-- TASK TO COMPLETE --
Search the data for the string "Meeting" and extract every line where it appears.

-- MATERIAL SHOWN --

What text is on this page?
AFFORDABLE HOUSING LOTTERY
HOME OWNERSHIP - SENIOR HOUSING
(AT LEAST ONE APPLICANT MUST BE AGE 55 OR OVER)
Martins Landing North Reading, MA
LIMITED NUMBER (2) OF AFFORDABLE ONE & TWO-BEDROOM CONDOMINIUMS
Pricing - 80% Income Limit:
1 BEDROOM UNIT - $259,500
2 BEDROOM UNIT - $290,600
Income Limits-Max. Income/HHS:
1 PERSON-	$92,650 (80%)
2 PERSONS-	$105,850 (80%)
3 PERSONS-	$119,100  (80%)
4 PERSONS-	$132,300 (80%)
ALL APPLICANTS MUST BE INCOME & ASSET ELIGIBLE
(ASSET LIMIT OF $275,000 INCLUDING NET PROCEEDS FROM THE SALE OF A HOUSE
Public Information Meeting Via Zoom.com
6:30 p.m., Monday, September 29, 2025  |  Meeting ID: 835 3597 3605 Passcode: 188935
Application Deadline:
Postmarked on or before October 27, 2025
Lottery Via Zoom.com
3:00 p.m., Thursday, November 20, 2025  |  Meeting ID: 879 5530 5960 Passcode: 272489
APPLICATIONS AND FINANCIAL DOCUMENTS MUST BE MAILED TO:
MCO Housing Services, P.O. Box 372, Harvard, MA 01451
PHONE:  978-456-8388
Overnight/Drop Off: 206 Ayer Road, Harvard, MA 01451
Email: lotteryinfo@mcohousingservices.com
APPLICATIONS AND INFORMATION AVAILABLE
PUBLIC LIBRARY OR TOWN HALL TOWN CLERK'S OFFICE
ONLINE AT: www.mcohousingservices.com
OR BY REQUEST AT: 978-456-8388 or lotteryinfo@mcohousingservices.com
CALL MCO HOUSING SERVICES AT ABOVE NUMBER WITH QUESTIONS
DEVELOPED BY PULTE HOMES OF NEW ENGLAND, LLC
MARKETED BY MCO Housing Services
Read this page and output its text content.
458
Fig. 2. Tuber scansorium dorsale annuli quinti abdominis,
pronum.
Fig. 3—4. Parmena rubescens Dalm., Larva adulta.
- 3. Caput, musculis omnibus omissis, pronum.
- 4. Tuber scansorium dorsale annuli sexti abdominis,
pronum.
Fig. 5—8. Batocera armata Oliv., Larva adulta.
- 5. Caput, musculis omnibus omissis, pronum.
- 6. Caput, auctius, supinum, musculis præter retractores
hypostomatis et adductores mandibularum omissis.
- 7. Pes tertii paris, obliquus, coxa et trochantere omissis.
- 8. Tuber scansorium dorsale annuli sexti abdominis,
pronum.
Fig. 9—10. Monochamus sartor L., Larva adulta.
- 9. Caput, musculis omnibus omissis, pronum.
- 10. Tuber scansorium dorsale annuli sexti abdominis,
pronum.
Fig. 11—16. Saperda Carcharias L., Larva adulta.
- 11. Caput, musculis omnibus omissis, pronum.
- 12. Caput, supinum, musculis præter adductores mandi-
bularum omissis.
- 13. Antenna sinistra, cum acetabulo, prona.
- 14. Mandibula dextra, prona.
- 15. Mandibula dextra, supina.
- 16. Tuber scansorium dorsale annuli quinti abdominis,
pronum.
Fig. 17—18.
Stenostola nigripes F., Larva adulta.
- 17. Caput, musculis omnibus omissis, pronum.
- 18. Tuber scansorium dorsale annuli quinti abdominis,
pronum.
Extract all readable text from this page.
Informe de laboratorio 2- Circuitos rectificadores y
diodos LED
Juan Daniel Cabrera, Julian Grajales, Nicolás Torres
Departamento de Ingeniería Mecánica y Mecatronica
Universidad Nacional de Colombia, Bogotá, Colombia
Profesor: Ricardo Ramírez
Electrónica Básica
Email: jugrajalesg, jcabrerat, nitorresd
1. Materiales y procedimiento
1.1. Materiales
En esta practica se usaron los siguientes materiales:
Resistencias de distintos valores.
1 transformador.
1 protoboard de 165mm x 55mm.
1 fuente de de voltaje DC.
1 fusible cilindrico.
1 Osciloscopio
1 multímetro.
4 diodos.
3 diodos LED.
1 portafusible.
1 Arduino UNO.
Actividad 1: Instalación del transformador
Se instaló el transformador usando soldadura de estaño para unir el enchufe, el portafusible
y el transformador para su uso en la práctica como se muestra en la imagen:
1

-- RESPONSE TO THIS EXERCISE --
Public Information Meeting Via Zoom.com
6:30 p.m., Monday, September 29, 2025  |  Meeting ID: 835 3597 3605 Passcode: 188935
3:00 p.m., Thursday, November 20, 2025  |  Meeting ID: 879 5530 5960 Passcode: 272489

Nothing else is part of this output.